### WHAT YOU ARE ASKED TO DO
Return the lines below that carry the word "title".

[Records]
__________

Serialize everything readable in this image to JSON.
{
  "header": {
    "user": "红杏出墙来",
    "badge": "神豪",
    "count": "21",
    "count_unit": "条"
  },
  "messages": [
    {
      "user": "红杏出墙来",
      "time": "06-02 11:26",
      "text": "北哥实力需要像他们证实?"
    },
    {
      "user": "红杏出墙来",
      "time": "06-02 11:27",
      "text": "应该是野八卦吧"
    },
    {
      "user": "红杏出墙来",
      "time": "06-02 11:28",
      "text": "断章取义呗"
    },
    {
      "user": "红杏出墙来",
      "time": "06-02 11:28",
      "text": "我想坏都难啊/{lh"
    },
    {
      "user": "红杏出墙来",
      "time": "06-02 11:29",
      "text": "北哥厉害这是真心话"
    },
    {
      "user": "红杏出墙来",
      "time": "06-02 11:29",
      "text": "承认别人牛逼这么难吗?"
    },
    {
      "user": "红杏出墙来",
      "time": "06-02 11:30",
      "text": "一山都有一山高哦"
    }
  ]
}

__________

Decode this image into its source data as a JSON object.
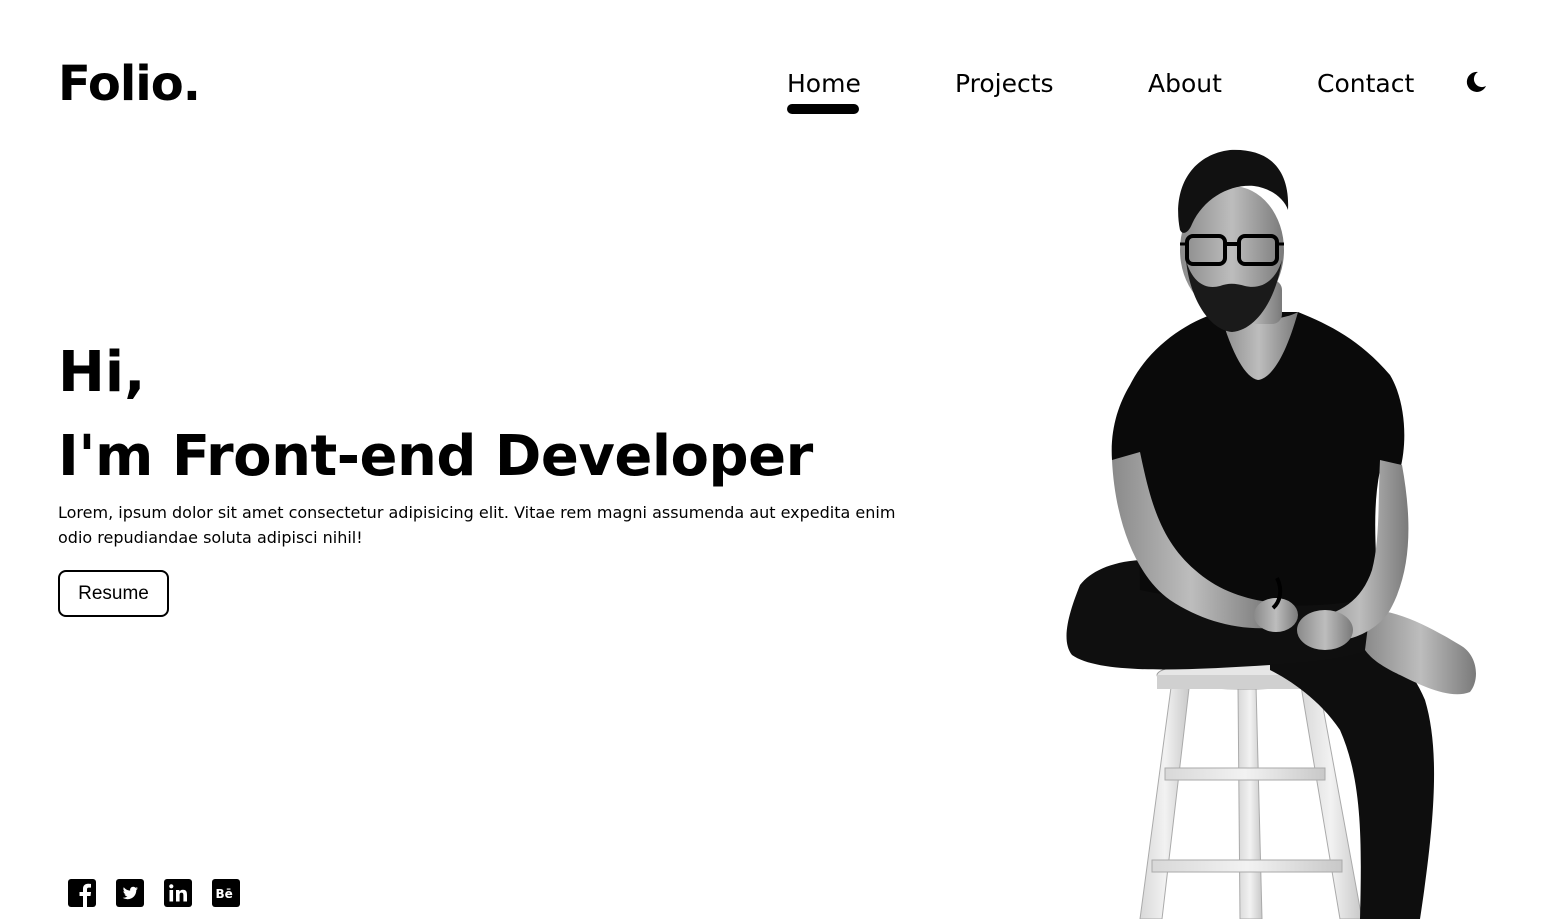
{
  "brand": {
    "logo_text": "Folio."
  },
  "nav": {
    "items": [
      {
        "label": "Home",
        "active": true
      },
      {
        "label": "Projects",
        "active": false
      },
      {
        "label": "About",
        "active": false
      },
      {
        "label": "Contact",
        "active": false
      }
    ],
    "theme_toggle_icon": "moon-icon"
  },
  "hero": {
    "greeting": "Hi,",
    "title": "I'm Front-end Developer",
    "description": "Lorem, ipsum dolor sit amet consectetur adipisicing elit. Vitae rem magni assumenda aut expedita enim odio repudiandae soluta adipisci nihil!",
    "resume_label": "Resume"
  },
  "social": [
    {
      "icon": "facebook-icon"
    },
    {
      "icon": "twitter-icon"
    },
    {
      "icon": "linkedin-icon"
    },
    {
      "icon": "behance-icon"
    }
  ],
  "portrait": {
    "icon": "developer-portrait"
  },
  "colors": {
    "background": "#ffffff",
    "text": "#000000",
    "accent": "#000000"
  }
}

__________

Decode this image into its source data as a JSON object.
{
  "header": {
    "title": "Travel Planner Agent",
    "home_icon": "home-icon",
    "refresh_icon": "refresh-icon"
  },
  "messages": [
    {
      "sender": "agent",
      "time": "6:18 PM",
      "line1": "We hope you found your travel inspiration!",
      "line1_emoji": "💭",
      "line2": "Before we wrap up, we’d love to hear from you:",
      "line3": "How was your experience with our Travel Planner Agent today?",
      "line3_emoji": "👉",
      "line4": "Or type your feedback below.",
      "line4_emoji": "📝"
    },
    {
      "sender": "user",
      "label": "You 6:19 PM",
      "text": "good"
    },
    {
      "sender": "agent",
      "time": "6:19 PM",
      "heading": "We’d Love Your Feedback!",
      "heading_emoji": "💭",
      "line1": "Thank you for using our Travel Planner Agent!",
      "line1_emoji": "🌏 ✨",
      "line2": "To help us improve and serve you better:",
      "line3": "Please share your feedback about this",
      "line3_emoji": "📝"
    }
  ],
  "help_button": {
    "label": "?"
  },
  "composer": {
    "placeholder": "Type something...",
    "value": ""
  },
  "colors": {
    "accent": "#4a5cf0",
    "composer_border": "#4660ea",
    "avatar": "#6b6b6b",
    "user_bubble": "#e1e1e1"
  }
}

__________

### FULL ANSWER
    "title": "I'm Front-end Developer",
    "title": "Travel Planner Agent",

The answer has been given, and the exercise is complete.